## Task goal
Pictures are to be left out; otherwise, copy exactly the lines from the line containing "Output a JSON" through the end of the data.
# start of Data supplied
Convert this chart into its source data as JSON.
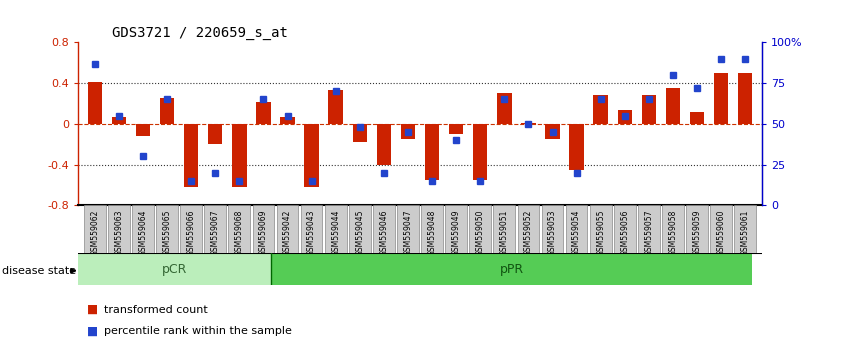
{
  "title": "GDS3721 / 220659_s_at",
  "samples": [
    "GSM559062",
    "GSM559063",
    "GSM559064",
    "GSM559065",
    "GSM559066",
    "GSM559067",
    "GSM559068",
    "GSM559069",
    "GSM559042",
    "GSM559043",
    "GSM559044",
    "GSM559045",
    "GSM559046",
    "GSM559047",
    "GSM559048",
    "GSM559049",
    "GSM559050",
    "GSM559051",
    "GSM559052",
    "GSM559053",
    "GSM559054",
    "GSM559055",
    "GSM559056",
    "GSM559057",
    "GSM559058",
    "GSM559059",
    "GSM559060",
    "GSM559061"
  ],
  "transformed_count": [
    0.41,
    0.07,
    -0.12,
    0.25,
    -0.62,
    -0.2,
    -0.62,
    0.22,
    0.07,
    -0.62,
    0.33,
    -0.18,
    -0.4,
    -0.15,
    -0.55,
    -0.1,
    -0.55,
    0.3,
    0.01,
    -0.15,
    -0.45,
    0.28,
    0.14,
    0.28,
    0.35,
    0.12,
    0.5,
    0.5
  ],
  "percentile_rank": [
    87,
    55,
    30,
    65,
    15,
    20,
    15,
    65,
    55,
    15,
    70,
    48,
    20,
    45,
    15,
    40,
    15,
    65,
    50,
    45,
    20,
    65,
    55,
    65,
    80,
    72,
    90,
    90
  ],
  "pCR_count": 8,
  "pPR_count": 20,
  "ylim_left": [
    -0.8,
    0.8
  ],
  "ylim_right": [
    0,
    100
  ],
  "yticks_left": [
    -0.8,
    -0.4,
    0.0,
    0.4,
    0.8
  ],
  "yticks_right": [
    0,
    25,
    50,
    75,
    100
  ],
  "ytick_labels_right": [
    "0",
    "25",
    "50",
    "75",
    "100%"
  ],
  "ytick_labels_left": [
    "-0.8",
    "-0.4",
    "0",
    "0.4",
    "0.8"
  ],
  "bar_color": "#cc2200",
  "dot_color": "#2244cc",
  "zero_line_color": "#cc3300",
  "dotted_line_color": "#333333",
  "bg_color": "#ffffff",
  "pCR_color": "#bbeebb",
  "pPR_color": "#55cc55",
  "tick_bg_color": "#cccccc",
  "tick_border_color": "#888888",
  "label_bar": "transformed count",
  "label_dot": "percentile rank within the sample",
  "disease_state_label": "disease state"
}
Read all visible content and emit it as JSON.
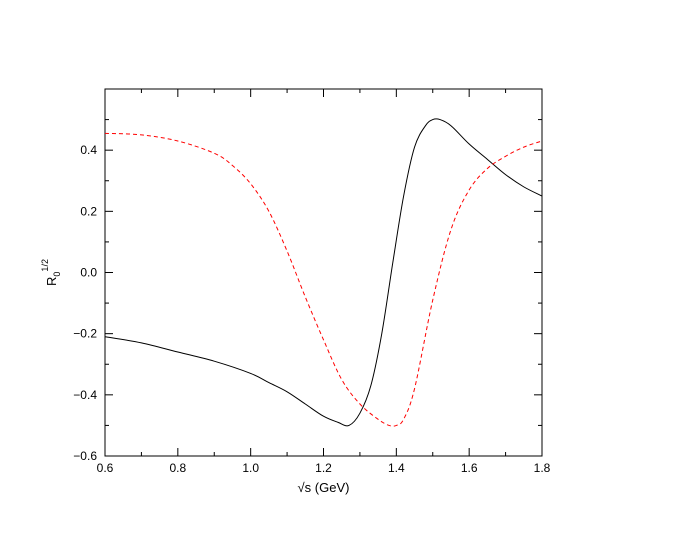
{
  "chart_data": {
    "type": "line",
    "title": "",
    "xlabel": "√s (GeV)",
    "ylabel": {
      "base": "R",
      "sub": "0",
      "sup": "1/2"
    },
    "xlim": [
      0.6,
      1.8
    ],
    "ylim": [
      -0.6,
      0.6
    ],
    "xticks": [
      0.6,
      0.8,
      1.0,
      1.2,
      1.4,
      1.6,
      1.8
    ],
    "xtick_labels": [
      "0.6",
      "0.8",
      "1.0",
      "1.2",
      "1.4",
      "1.6",
      "1.8"
    ],
    "yticks": [
      -0.6,
      -0.4,
      -0.2,
      0.0,
      0.2,
      0.4
    ],
    "ytick_labels": [
      "−0.6",
      "−0.4",
      "−0.2",
      "0.0",
      "0.2",
      "0.4"
    ],
    "grid": false,
    "legend": "none",
    "series": [
      {
        "color": "#000000",
        "dash": "solid",
        "x": [
          0.6,
          0.7,
          0.8,
          0.9,
          1.0,
          1.05,
          1.1,
          1.15,
          1.2,
          1.24,
          1.27,
          1.3,
          1.33,
          1.36,
          1.39,
          1.42,
          1.45,
          1.48,
          1.5,
          1.52,
          1.55,
          1.6,
          1.65,
          1.7,
          1.75,
          1.8
        ],
        "y": [
          -0.21,
          -0.23,
          -0.26,
          -0.29,
          -0.33,
          -0.36,
          -0.39,
          -0.43,
          -0.47,
          -0.49,
          -0.5,
          -0.46,
          -0.37,
          -0.2,
          0.03,
          0.25,
          0.41,
          0.48,
          0.5,
          0.5,
          0.48,
          0.42,
          0.37,
          0.32,
          0.28,
          0.25
        ]
      },
      {
        "color": "#ff0000",
        "dash": "dashed",
        "x": [
          0.6,
          0.7,
          0.8,
          0.9,
          0.95,
          1.0,
          1.05,
          1.1,
          1.15,
          1.2,
          1.25,
          1.3,
          1.35,
          1.38,
          1.4,
          1.42,
          1.45,
          1.5,
          1.55,
          1.6,
          1.65,
          1.7,
          1.75,
          1.8
        ],
        "y": [
          0.455,
          0.45,
          0.43,
          0.39,
          0.35,
          0.29,
          0.2,
          0.07,
          -0.08,
          -0.22,
          -0.35,
          -0.43,
          -0.48,
          -0.5,
          -0.5,
          -0.48,
          -0.38,
          -0.09,
          0.14,
          0.27,
          0.34,
          0.38,
          0.41,
          0.43
        ]
      }
    ]
  }
}
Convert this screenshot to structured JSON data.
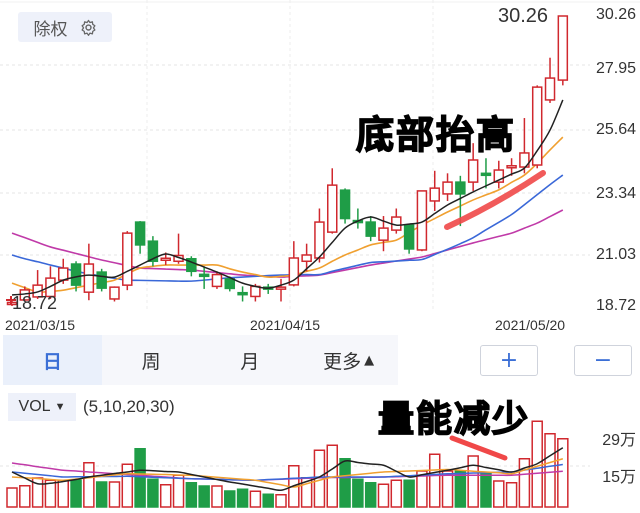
{
  "toolbar": {
    "adjust_label": "除权",
    "settings_icon": "gear-icon"
  },
  "period_tabs": [
    {
      "label": "日",
      "active": true
    },
    {
      "label": "周"
    },
    {
      "label": "月"
    },
    {
      "label": "更多"
    }
  ],
  "more_arrow": "▲",
  "zoom_in_label": "+",
  "zoom_out_label": "−",
  "volume_panel": {
    "indicator": "VOL",
    "dropdown_arrow": "▼",
    "params": "(5,10,20,30)"
  },
  "annotations": {
    "price_note": "底部抬高",
    "volume_note": "量能减少"
  },
  "colors": {
    "up": "#d0282e",
    "down": "#1f9d47",
    "ma5": "#222222",
    "ma10": "#f0a030",
    "ma20": "#3a68d8",
    "ma30": "#c03aa8",
    "accent": "#3b6fd6",
    "annotation_stroke": "#f04848"
  },
  "chart_data": [
    {
      "type": "candlestick",
      "title": "",
      "max_label": "30.26",
      "min_label": "18.72",
      "y_ticks": [
        "30.26",
        "27.95",
        "25.64",
        "23.34",
        "21.03",
        "18.72"
      ],
      "ylim": [
        18.72,
        30.26
      ],
      "x_tick_labels": [
        "2021/03/15",
        "2021/04/15",
        "2021/05/20"
      ],
      "grid": true,
      "open": [
        18.85,
        18.96,
        19.08,
        19.1,
        19.75,
        20.39,
        19.27,
        20.07,
        19.0,
        19.55,
        22.06,
        21.3,
        20.6,
        20.5,
        20.6,
        19.98,
        19.5,
        19.8,
        19.25,
        19.1,
        19.47,
        19.43,
        19.56,
        20.5,
        20.63,
        21.66,
        23.33,
        22.12,
        22.06,
        21.34,
        21.74,
        21.94,
        20.95,
        22.9,
        23.18,
        23.65,
        23.65,
        24.0,
        23.65,
        24.27,
        24.25,
        24.33,
        26.92,
        27.71
      ],
      "high": [
        18.95,
        19.5,
        20.15,
        20.3,
        20.6,
        20.5,
        21.2,
        20.2,
        19.5,
        21.7,
        22.1,
        21.5,
        20.85,
        21.6,
        20.7,
        20.3,
        20.1,
        19.9,
        19.5,
        19.6,
        19.6,
        19.8,
        21.3,
        21.2,
        22.6,
        24.2,
        23.4,
        22.6,
        22.3,
        22.3,
        22.6,
        22.0,
        23.3,
        24.1,
        24.0,
        23.9,
        25.2,
        24.6,
        24.5,
        24.6,
        26.2,
        27.5,
        28.6,
        30.26
      ],
      "low": [
        18.72,
        18.9,
        19.0,
        19.0,
        19.6,
        19.3,
        18.95,
        19.3,
        18.9,
        19.35,
        20.8,
        20.3,
        20.35,
        20.4,
        19.9,
        19.4,
        19.4,
        19.3,
        18.9,
        18.9,
        19.2,
        18.9,
        19.5,
        20.1,
        20.45,
        21.6,
        22.0,
        21.8,
        21.3,
        20.9,
        21.6,
        20.8,
        20.9,
        22.5,
        22.9,
        21.9,
        23.3,
        23.4,
        23.4,
        23.9,
        24.0,
        24.2,
        26.8,
        27.5
      ],
      "close": [
        18.86,
        19.36,
        19.55,
        19.83,
        20.23,
        19.55,
        20.39,
        19.43,
        19.47,
        21.62,
        21.15,
        20.5,
        20.62,
        20.73,
        20.1,
        19.95,
        19.97,
        19.42,
        19.2,
        19.5,
        19.43,
        19.47,
        20.63,
        20.75,
        22.06,
        23.53,
        22.2,
        22.08,
        21.5,
        21.82,
        22.26,
        20.99,
        23.3,
        23.41,
        23.65,
        23.18,
        24.53,
        23.95,
        24.13,
        24.3,
        24.81,
        27.43,
        27.79,
        30.26
      ],
      "series": [
        {
          "key": "ma5",
          "values": [
            19.16,
            19.2,
            19.28,
            19.5,
            19.75,
            19.88,
            19.95,
            19.9,
            19.87,
            20.1,
            20.35,
            20.6,
            20.79,
            20.65,
            20.47,
            20.27,
            20.07,
            19.85,
            19.63,
            19.5,
            19.43,
            19.55,
            19.75,
            20.2,
            20.67,
            21.25,
            21.82,
            22.1,
            22.26,
            22.1,
            21.94,
            21.98,
            22.06,
            22.4,
            22.74,
            23.0,
            23.26,
            23.5,
            23.73,
            23.97,
            24.21,
            24.9,
            25.72,
            26.92
          ]
        },
        {
          "key": "ma10",
          "values": [
            19.63,
            19.45,
            19.28,
            19.3,
            19.35,
            19.45,
            19.55,
            19.65,
            19.75,
            20.0,
            20.23,
            20.3,
            20.35,
            20.35,
            20.35,
            20.35,
            20.35,
            20.2,
            20.07,
            19.97,
            19.87,
            19.9,
            19.95,
            20.1,
            20.23,
            20.5,
            20.75,
            20.95,
            21.15,
            21.25,
            21.34,
            21.64,
            21.94,
            22.2,
            22.46,
            22.7,
            22.94,
            23.14,
            23.34,
            23.64,
            23.93,
            24.4,
            24.93,
            25.44
          ]
        },
        {
          "key": "ma20",
          "values": [
            20.75,
            20.6,
            20.48,
            20.35,
            20.23,
            20.1,
            20.0,
            19.9,
            19.82,
            19.75,
            19.74,
            19.73,
            19.72,
            19.71,
            19.71,
            19.75,
            19.8,
            19.84,
            19.87,
            19.9,
            19.93,
            19.95,
            19.96,
            19.97,
            19.97,
            20.1,
            20.22,
            20.34,
            20.45,
            20.48,
            20.51,
            20.54,
            20.57,
            20.77,
            20.98,
            21.2,
            21.44,
            21.75,
            22.05,
            22.36,
            22.75,
            23.15,
            23.55,
            23.93
          ]
        },
        {
          "key": "ma30",
          "values": [
            21.62,
            21.44,
            21.25,
            21.07,
            20.94,
            20.81,
            20.68,
            20.55,
            20.44,
            20.33,
            20.23,
            20.21,
            20.19,
            20.17,
            20.15,
            20.1,
            20.05,
            20.0,
            19.95,
            19.92,
            19.9,
            19.87,
            19.9,
            19.92,
            19.95,
            20.05,
            20.15,
            20.25,
            20.35,
            20.43,
            20.51,
            20.59,
            20.67,
            20.81,
            20.95,
            21.09,
            21.23,
            21.36,
            21.49,
            21.62,
            21.82,
            22.02,
            22.28,
            22.54
          ]
        }
      ]
    },
    {
      "type": "bar",
      "title": "",
      "unit": "万",
      "y_ticks": [
        "29万",
        "15万"
      ],
      "values": [
        7.6,
        8.5,
        11.6,
        10.7,
        10.7,
        10.7,
        17.7,
        10,
        10,
        17.1,
        23.3,
        11.1,
        8.9,
        12.7,
        9.7,
        8.4,
        8.4,
        6.4,
        7.1,
        6.3,
        5.1,
        4.9,
        16.5,
        11.7,
        22.7,
        24.7,
        19.3,
        11.1,
        9.7,
        9.1,
        10.7,
        10.7,
        14.4,
        21.1,
        14.4,
        14.3,
        20.4,
        13.6,
        10.4,
        9.7,
        19.3,
        34.3,
        29.3,
        27.3
      ],
      "series": [
        {
          "key": "ma5",
          "values": [
            14,
            11.6,
            9.3,
            9.5,
            10.2,
            11,
            12,
            12.7,
            13.4,
            14,
            14.7,
            14.5,
            14.2,
            14,
            13,
            12,
            11,
            10,
            9.2,
            8.3,
            7.5,
            6.7,
            8.5,
            10.2,
            12,
            15.2,
            18.4,
            17.8,
            17.2,
            16.7,
            14.3,
            12,
            12.9,
            13.8,
            14.7,
            15.7,
            16.7,
            15.8,
            14.9,
            14,
            15.6,
            17.3,
            20.5,
            23.7
          ]
        },
        {
          "key": "ma10",
          "values": [
            12,
            11.7,
            11.4,
            11,
            10.7,
            11.2,
            11.7,
            12.3,
            12.8,
            13.3,
            13.2,
            13.1,
            13,
            12.8,
            12.7,
            12.3,
            11.9,
            11.5,
            11.1,
            10.7,
            9.8,
            8.9,
            8,
            9.3,
            10.7,
            12,
            12.5,
            13,
            13.5,
            14,
            14.2,
            14.4,
            14.6,
            14.8,
            15,
            14.7,
            14.3,
            14,
            13.7,
            13.3,
            14.8,
            16.3,
            17.8,
            19.3
          ]
        },
        {
          "key": "ma20",
          "values": [
            14,
            13.5,
            13,
            12.5,
            12,
            12.1,
            12.1,
            12.2,
            12.2,
            12.3,
            12.1,
            11.9,
            11.7,
            11.5,
            11.3,
            11.2,
            11.1,
            10.9,
            10.8,
            10.7,
            11,
            11.2,
            11.5,
            11.7,
            12,
            12,
            12,
            12,
            12,
            12,
            12.3,
            12.5,
            12.8,
            13,
            13.3,
            13.4,
            13.6,
            13.7,
            13.9,
            14,
            14.8,
            15.5,
            16.3,
            17
          ]
        },
        {
          "key": "ma30",
          "values": [
            17.6,
            16.9,
            16.1,
            15.4,
            14.7,
            14.4,
            14,
            13.7,
            13.3,
            13,
            12.7,
            12.3,
            12,
            11.6,
            11.3,
            11.2,
            11.1,
            10.9,
            10.8,
            10.7,
            10.9,
            11.1,
            11.3,
            11.5,
            11.7,
            11.8,
            11.8,
            11.9,
            11.9,
            12,
            12.1,
            12.3,
            12.4,
            12.6,
            12.7,
            12.7,
            12.7,
            12.7,
            12.7,
            12.7,
            13.1,
            13.5,
            13.9,
            14.3
          ]
        }
      ]
    }
  ]
}
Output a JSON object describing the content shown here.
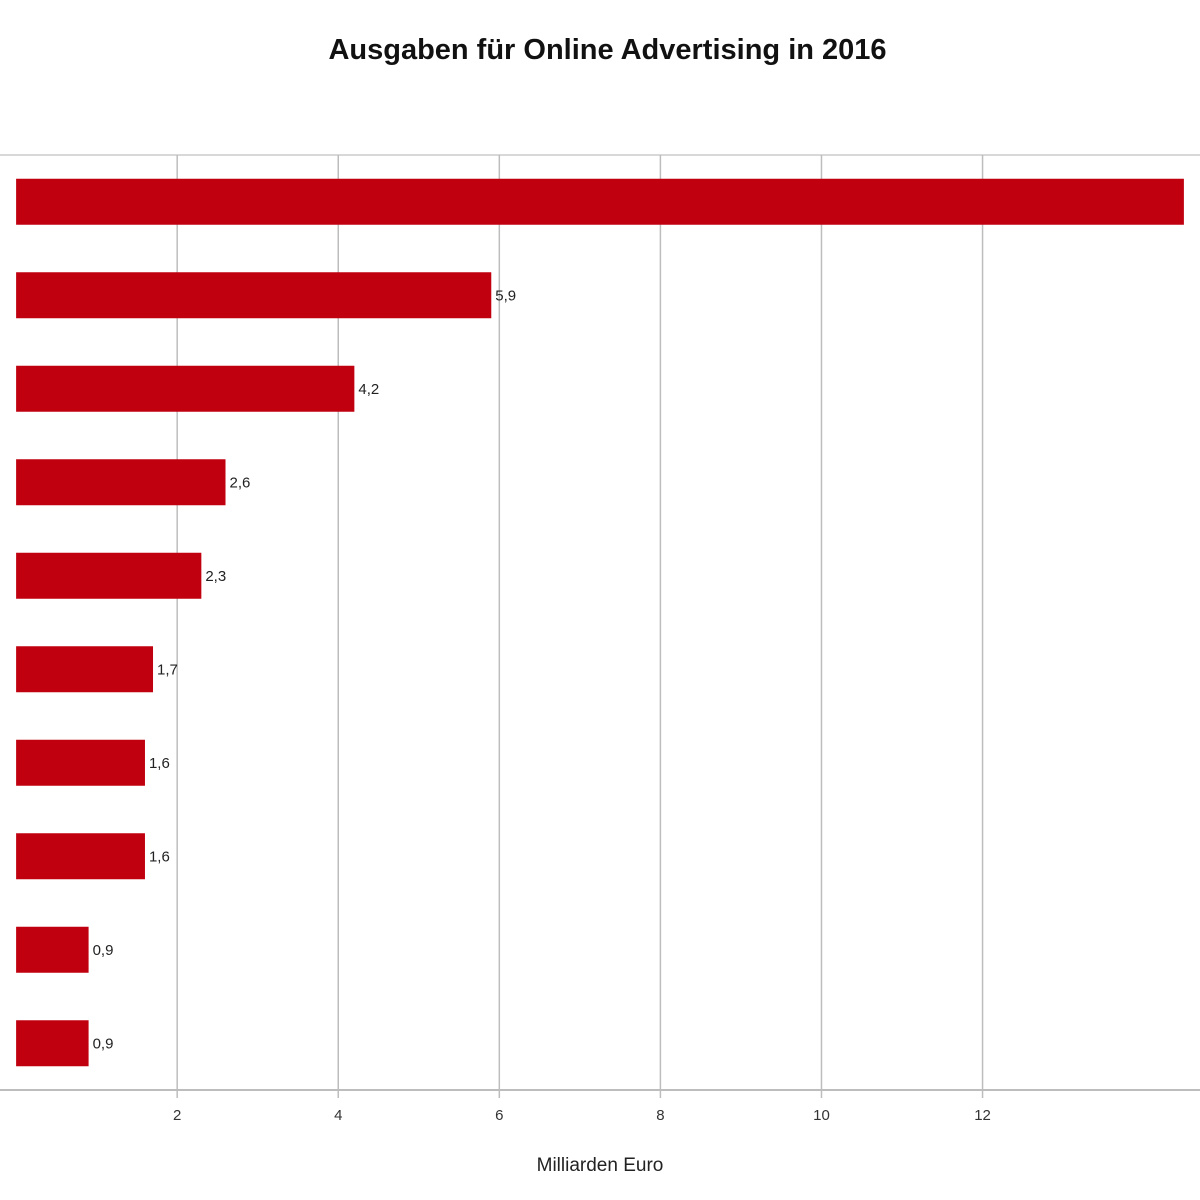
{
  "chart_data": {
    "type": "bar",
    "orientation": "horizontal",
    "title": "Ausgaben für Online Advertising in 2016",
    "xlabel": "Milliarden Euro",
    "ylabel": "",
    "xlim": [
      -0.2,
      14.7
    ],
    "x_ticks": [
      2,
      4,
      6,
      8,
      10,
      12
    ],
    "x_tick_labels": [
      "2",
      "4",
      "6",
      "8",
      "10",
      "12"
    ],
    "grid": true,
    "bar_color": "#c0000f",
    "series": [
      {
        "values": [
          14.5,
          5.9,
          4.2,
          2.6,
          2.3,
          1.7,
          1.6,
          1.6,
          0.9,
          0.9
        ],
        "labels": [
          "",
          "5,9",
          "4,2",
          "2,6",
          "2,3",
          "1,7",
          "1,6",
          "1,6",
          "0,9",
          "0,9"
        ]
      }
    ]
  }
}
# end of Data supplied
## Complete output
Output a JSON object describing the content shown here.
{
  "chart_data": {
    "type": "bar",
    "orientation": "horizontal",
    "title": "Ausgaben für Online Advertising in 2016",
    "xlabel": "Milliarden Euro",
    "ylabel": "",
    "xlim": [
      -0.2,
      14.7
    ],
    "x_ticks": [
      2,
      4,
      6,
      8,
      10,
      12
    ],
    "x_tick_labels": [
      "2",
      "4",
      "6",
      "8",
      "10",
      "12"
    ],
    "grid": true,
    "bar_color": "#c0000f",
    "series": [
      {
        "values": [
          14.5,
          5.9,
          4.2,
          2.6,
          2.3,
          1.7,
          1.6,
          1.6,
          0.9,
          0.9
        ],
        "labels": [
          "",
          "5,9",
          "4,2",
          "2,6",
          "2,3",
          "1,7",
          "1,6",
          "1,6",
          "0,9",
          "0,9"
        ]
      }
    ]
  }
}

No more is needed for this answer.